## AIM OF THE TASK
Output every entry exactly as written, but omit the pictures.

Document page text data
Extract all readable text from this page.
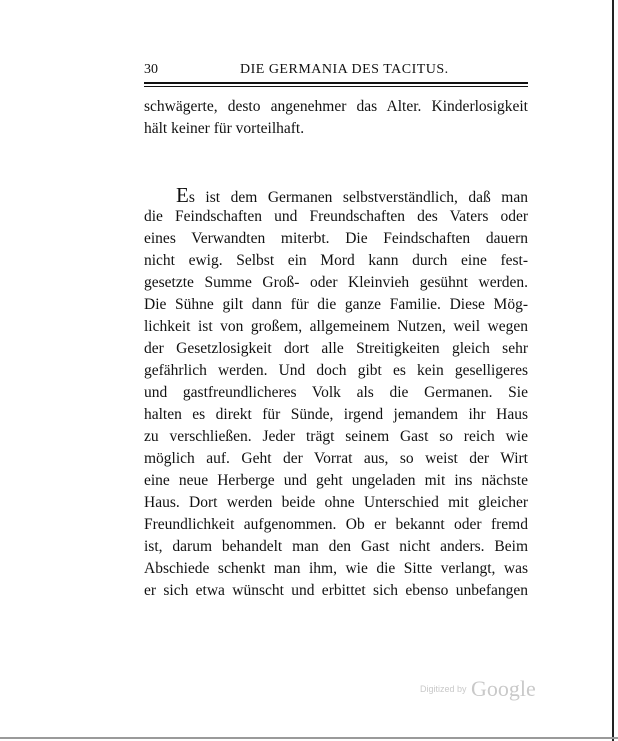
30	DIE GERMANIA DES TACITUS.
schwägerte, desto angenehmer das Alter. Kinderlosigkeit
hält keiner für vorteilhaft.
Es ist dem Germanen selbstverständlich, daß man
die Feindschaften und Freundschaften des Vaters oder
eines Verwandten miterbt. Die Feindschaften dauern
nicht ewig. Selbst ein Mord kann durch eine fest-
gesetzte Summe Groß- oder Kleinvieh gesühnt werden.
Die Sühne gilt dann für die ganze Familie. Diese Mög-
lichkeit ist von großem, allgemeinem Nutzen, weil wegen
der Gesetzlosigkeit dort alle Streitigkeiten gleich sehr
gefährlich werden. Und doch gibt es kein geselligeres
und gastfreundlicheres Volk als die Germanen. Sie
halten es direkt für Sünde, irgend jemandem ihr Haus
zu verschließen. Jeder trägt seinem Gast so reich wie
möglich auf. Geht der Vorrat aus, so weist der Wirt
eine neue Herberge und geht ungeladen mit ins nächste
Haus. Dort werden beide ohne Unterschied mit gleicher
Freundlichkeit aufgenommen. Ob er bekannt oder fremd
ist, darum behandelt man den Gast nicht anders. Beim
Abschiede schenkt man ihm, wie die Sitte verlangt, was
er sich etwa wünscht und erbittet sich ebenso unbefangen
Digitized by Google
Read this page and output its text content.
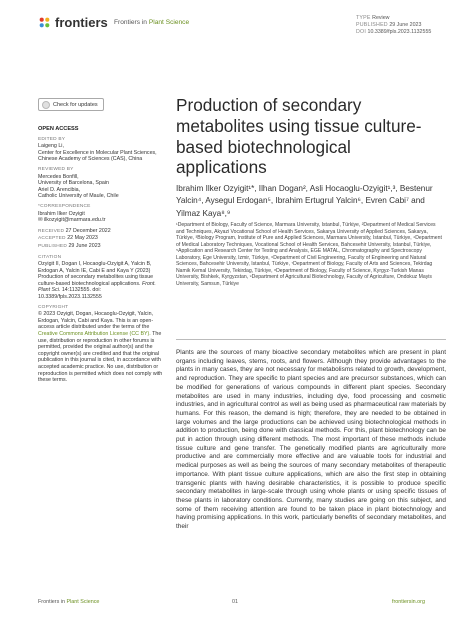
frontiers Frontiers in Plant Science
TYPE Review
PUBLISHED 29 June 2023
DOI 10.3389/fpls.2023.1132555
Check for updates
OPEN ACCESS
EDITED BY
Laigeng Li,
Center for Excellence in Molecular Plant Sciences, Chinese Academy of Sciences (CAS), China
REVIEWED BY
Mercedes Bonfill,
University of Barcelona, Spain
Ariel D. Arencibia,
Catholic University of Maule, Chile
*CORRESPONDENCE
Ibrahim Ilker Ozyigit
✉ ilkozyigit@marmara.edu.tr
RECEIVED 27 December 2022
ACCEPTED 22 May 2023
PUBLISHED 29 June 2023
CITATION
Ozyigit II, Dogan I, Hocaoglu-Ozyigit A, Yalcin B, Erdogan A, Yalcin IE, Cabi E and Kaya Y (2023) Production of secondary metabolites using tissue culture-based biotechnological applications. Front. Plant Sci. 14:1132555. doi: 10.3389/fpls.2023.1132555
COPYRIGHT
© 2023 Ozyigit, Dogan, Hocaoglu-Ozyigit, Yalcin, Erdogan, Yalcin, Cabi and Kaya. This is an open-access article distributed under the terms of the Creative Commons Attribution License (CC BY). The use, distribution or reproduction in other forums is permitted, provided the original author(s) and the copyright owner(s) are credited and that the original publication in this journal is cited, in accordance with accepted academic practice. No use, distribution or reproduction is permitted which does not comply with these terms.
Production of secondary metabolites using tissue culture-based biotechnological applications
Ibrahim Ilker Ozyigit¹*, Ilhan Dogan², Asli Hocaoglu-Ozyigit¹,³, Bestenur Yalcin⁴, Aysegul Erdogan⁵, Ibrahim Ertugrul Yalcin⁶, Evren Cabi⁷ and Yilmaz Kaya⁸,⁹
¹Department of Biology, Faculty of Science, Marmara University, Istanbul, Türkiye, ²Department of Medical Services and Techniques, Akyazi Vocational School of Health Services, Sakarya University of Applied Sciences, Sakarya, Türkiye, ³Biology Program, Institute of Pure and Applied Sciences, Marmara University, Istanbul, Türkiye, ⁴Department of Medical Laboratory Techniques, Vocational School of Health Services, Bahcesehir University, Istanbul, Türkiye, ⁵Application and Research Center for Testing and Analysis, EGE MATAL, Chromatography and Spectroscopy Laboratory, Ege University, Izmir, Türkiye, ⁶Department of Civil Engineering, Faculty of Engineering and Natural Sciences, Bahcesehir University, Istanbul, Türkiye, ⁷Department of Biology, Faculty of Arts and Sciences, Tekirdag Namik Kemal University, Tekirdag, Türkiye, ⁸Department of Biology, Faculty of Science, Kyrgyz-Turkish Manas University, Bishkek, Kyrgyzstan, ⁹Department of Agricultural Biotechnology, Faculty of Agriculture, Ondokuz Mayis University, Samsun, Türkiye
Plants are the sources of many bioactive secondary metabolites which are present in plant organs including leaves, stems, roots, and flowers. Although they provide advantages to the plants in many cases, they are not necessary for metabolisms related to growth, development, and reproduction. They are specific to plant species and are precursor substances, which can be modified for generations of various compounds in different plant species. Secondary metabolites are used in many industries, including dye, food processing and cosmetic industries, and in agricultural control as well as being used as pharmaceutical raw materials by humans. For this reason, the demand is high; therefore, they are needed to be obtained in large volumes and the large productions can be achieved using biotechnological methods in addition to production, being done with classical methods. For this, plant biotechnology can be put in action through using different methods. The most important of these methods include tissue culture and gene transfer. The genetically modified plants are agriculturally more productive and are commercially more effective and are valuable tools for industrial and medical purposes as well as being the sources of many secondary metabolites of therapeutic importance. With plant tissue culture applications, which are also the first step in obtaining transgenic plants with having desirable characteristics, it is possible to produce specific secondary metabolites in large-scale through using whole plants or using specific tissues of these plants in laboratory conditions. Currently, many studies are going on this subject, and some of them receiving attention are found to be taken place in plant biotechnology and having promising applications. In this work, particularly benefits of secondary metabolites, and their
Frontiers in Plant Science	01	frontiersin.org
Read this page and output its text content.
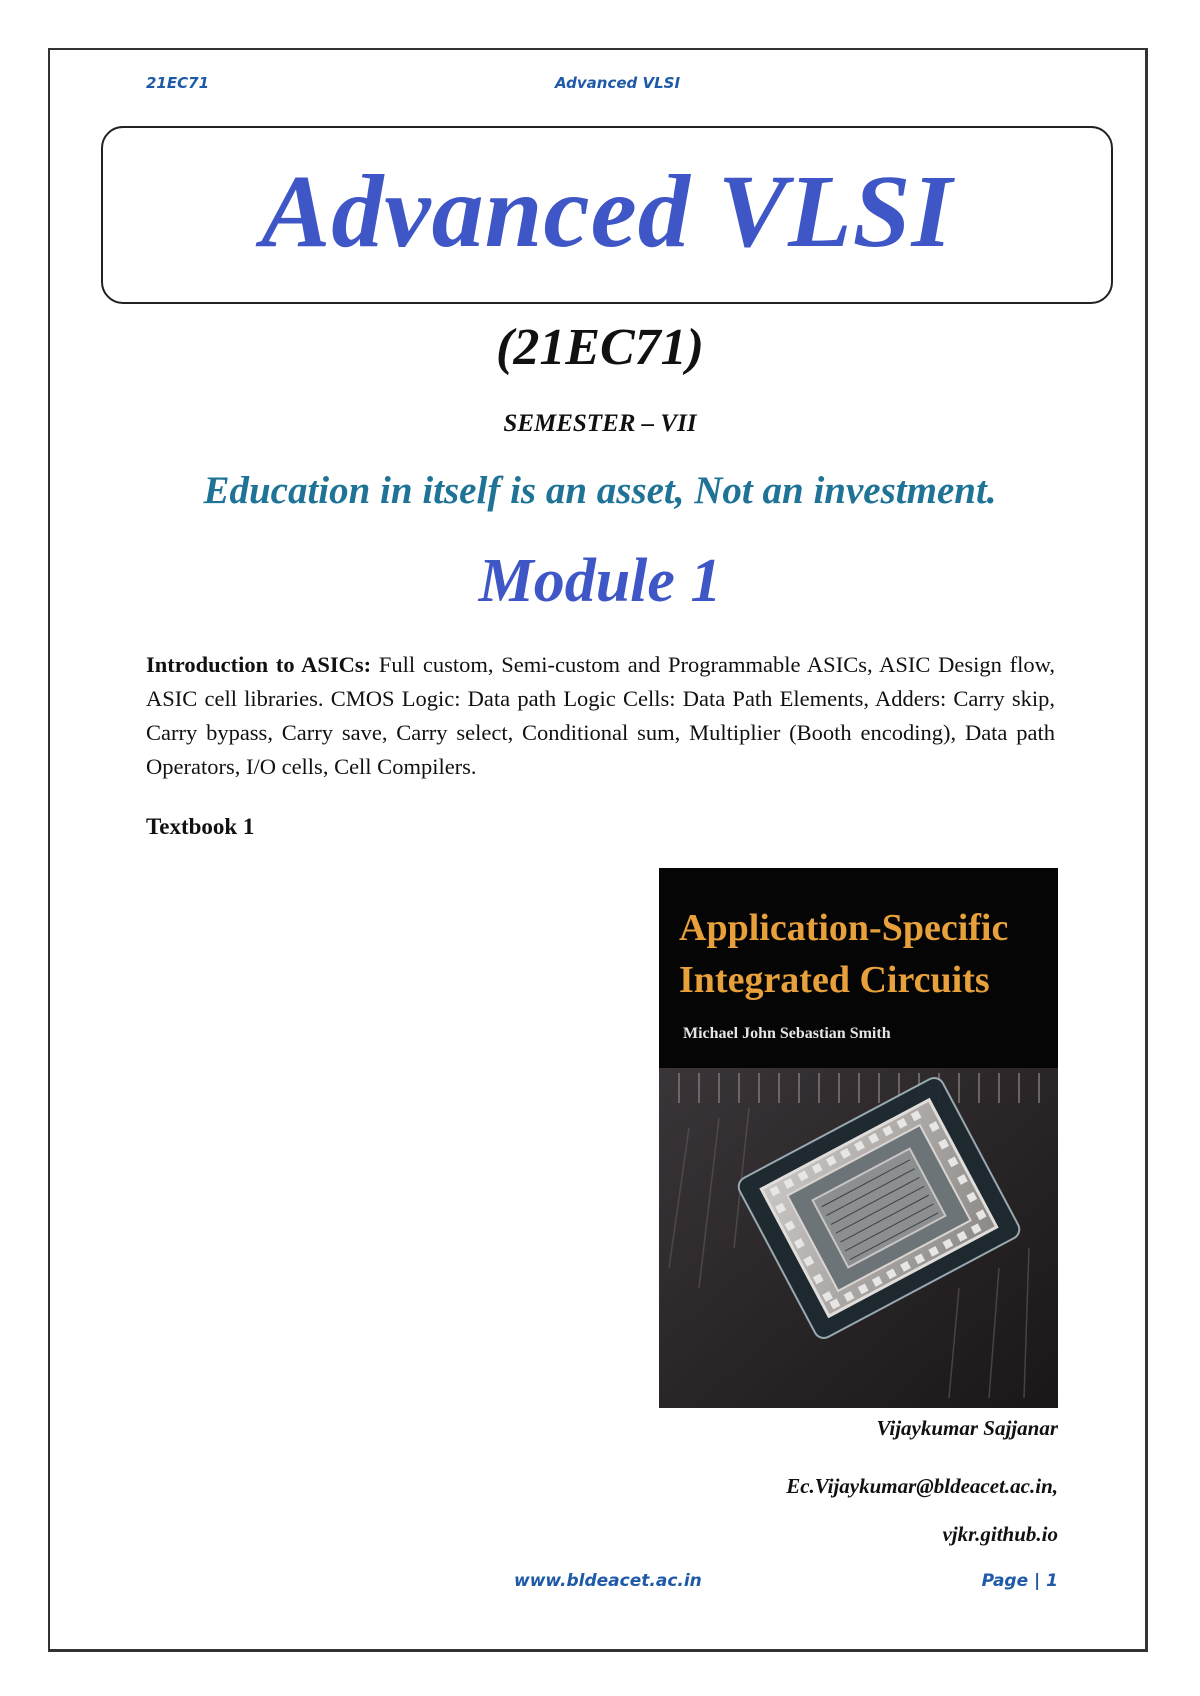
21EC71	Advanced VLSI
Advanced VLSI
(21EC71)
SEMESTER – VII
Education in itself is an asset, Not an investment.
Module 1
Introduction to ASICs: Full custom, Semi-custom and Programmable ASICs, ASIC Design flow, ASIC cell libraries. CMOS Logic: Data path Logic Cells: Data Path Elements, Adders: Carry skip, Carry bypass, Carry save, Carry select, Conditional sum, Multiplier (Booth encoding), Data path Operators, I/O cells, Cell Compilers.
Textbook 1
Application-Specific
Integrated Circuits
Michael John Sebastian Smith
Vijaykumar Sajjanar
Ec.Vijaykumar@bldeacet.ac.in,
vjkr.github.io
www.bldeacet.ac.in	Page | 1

## RESPONSE TO THIS TASK
Extract all readable text from this page.
30	DIE GERMANIA DES TACITUS.
schwägerte, desto angenehmer das Alter. Kinderlosigkeit
hält keiner für vorteilhaft.
Es ist dem Germanen selbstverständlich, daß man
die Feindschaften und Freundschaften des Vaters oder
eines Verwandten miterbt. Die Feindschaften dauern
nicht ewig. Selbst ein Mord kann durch eine fest-
gesetzte Summe Groß- oder Kleinvieh gesühnt werden.
Die Sühne gilt dann für die ganze Familie. Diese Mög-
lichkeit ist von großem, allgemeinem Nutzen, weil wegen
der Gesetzlosigkeit dort alle Streitigkeiten gleich sehr
gefährlich werden. Und doch gibt es kein geselligeres
und gastfreundlicheres Volk als die Germanen. Sie
halten es direkt für Sünde, irgend jemandem ihr Haus
zu verschließen. Jeder trägt seinem Gast so reich wie
möglich auf. Geht der Vorrat aus, so weist der Wirt
eine neue Herberge und geht ungeladen mit ins nächste
Haus. Dort werden beide ohne Unterschied mit gleicher
Freundlichkeit aufgenommen. Ob er bekannt oder fremd
ist, darum behandelt man den Gast nicht anders. Beim
Abschiede schenkt man ihm, wie die Sitte verlangt, was
er sich etwa wünscht und erbittet sich ebenso unbefangen
Digitized by Google
Read this page and output its text content.
frontiers Frontiers in Plant Science
TYPE Review
PUBLISHED 29 June 2023
DOI 10.3389/fpls.2023.1132555
Check for updates
OPEN ACCESS
EDITED BY
Laigeng Li,
Center for Excellence in Molecular Plant Sciences, Chinese Academy of Sciences (CAS), China
REVIEWED BY
Mercedes Bonfill,
University of Barcelona, Spain
Ariel D. Arencibia,
Catholic University of Maule, Chile
*CORRESPONDENCE
Ibrahim Ilker Ozyigit
✉ ilkozyigit@marmara.edu.tr
RECEIVED 27 December 2022
ACCEPTED 22 May 2023
PUBLISHED 29 June 2023
CITATION
Ozyigit II, Dogan I, Hocaoglu-Ozyigit A, Yalcin B, Erdogan A, Yalcin IE, Cabi E and Kaya Y (2023) Production of secondary metabolites using tissue culture-based biotechnological applications. Front. Plant Sci. 14:1132555. doi: 10.3389/fpls.2023.1132555
COPYRIGHT
© 2023 Ozyigit, Dogan, Hocaoglu-Ozyigit, Yalcin, Erdogan, Yalcin, Cabi and Kaya. This is an open-access article distributed under the terms of the Creative Commons Attribution License (CC BY). The use, distribution or reproduction in other forums is permitted, provided the original author(s) and the copyright owner(s) are credited and that the original publication in this journal is cited, in accordance with accepted academic practice. No use, distribution or reproduction is permitted which does not comply with these terms.
Production of secondary metabolites using tissue culture-based biotechnological applications
Ibrahim Ilker Ozyigit¹*, Ilhan Dogan², Asli Hocaoglu-Ozyigit¹,³, Bestenur Yalcin⁴, Aysegul Erdogan⁵, Ibrahim Ertugrul Yalcin⁶, Evren Cabi⁷ and Yilmaz Kaya⁸,⁹
¹Department of Biology, Faculty of Science, Marmara University, Istanbul, Türkiye, ²Department of Medical Services and Techniques, Akyazi Vocational School of Health Services, Sakarya University of Applied Sciences, Sakarya, Türkiye, ³Biology Program, Institute of Pure and Applied Sciences, Marmara University, Istanbul, Türkiye, ⁴Department of Medical Laboratory Techniques, Vocational School of Health Services, Bahcesehir University, Istanbul, Türkiye, ⁵Application and Research Center for Testing and Analysis, EGE MATAL, Chromatography and Spectroscopy Laboratory, Ege University, Izmir, Türkiye, ⁶Department of Civil Engineering, Faculty of Engineering and Natural Sciences, Bahcesehir University, Istanbul, Türkiye, ⁷Department of Biology, Faculty of Arts and Sciences, Tekirdag Namik Kemal University, Tekirdag, Türkiye, ⁸Department of Biology, Faculty of Science, Kyrgyz-Turkish Manas University, Bishkek, Kyrgyzstan, ⁹Department of Agricultural Biotechnology, Faculty of Agriculture, Ondokuz Mayis University, Samsun, Türkiye
Plants are the sources of many bioactive secondary metabolites which are present in plant organs including leaves, stems, roots, and flowers. Although they provide advantages to the plants in many cases, they are not necessary for metabolisms related to growth, development, and reproduction. They are specific to plant species and are precursor substances, which can be modified for generations of various compounds in different plant species. Secondary metabolites are used in many industries, including dye, food processing and cosmetic industries, and in agricultural control as well as being used as pharmaceutical raw materials by humans. For this reason, the demand is high; therefore, they are needed to be obtained in large volumes and the large productions can be achieved using biotechnological methods in addition to production, being done with classical methods. For this, plant biotechnology can be put in action through using different methods. The most important of these methods include tissue culture and gene transfer. The genetically modified plants are agriculturally more productive and are commercially more effective and are valuable tools for industrial and medical purposes as well as being the sources of many secondary metabolites of therapeutic importance. With plant tissue culture applications, which are also the first step in obtaining transgenic plants with having desirable characteristics, it is possible to produce specific secondary metabolites in large-scale through using whole plants or using specific tissues of these plants in laboratory conditions. Currently, many studies are going on this subject, and some of them receiving attention are found to be taken place in plant biotechnology and having promising applications. In this work, particularly benefits of secondary metabolites, and their
Frontiers in Plant Science	01	frontiersin.org
Read this page and output its text content.
21EC71	Advanced VLSI
Advanced VLSI
(21EC71)
SEMESTER – VII
Education in itself is an asset, Not an investment.
Module 1
Introduction to ASICs: Full custom, Semi-custom and Programmable ASICs, ASIC Design flow, ASIC cell libraries. CMOS Logic: Data path Logic Cells: Data Path Elements, Adders: Carry skip, Carry bypass, Carry save, Carry select, Conditional sum, Multiplier (Booth encoding), Data path Operators, I/O cells, Cell Compilers.
Textbook 1
Application-Specific
Integrated Circuits
Michael John Sebastian Smith
Vijaykumar Sajjanar
Ec.Vijaykumar@bldeacet.ac.in,
vjkr.github.io
www.bldeacet.ac.in	Page | 1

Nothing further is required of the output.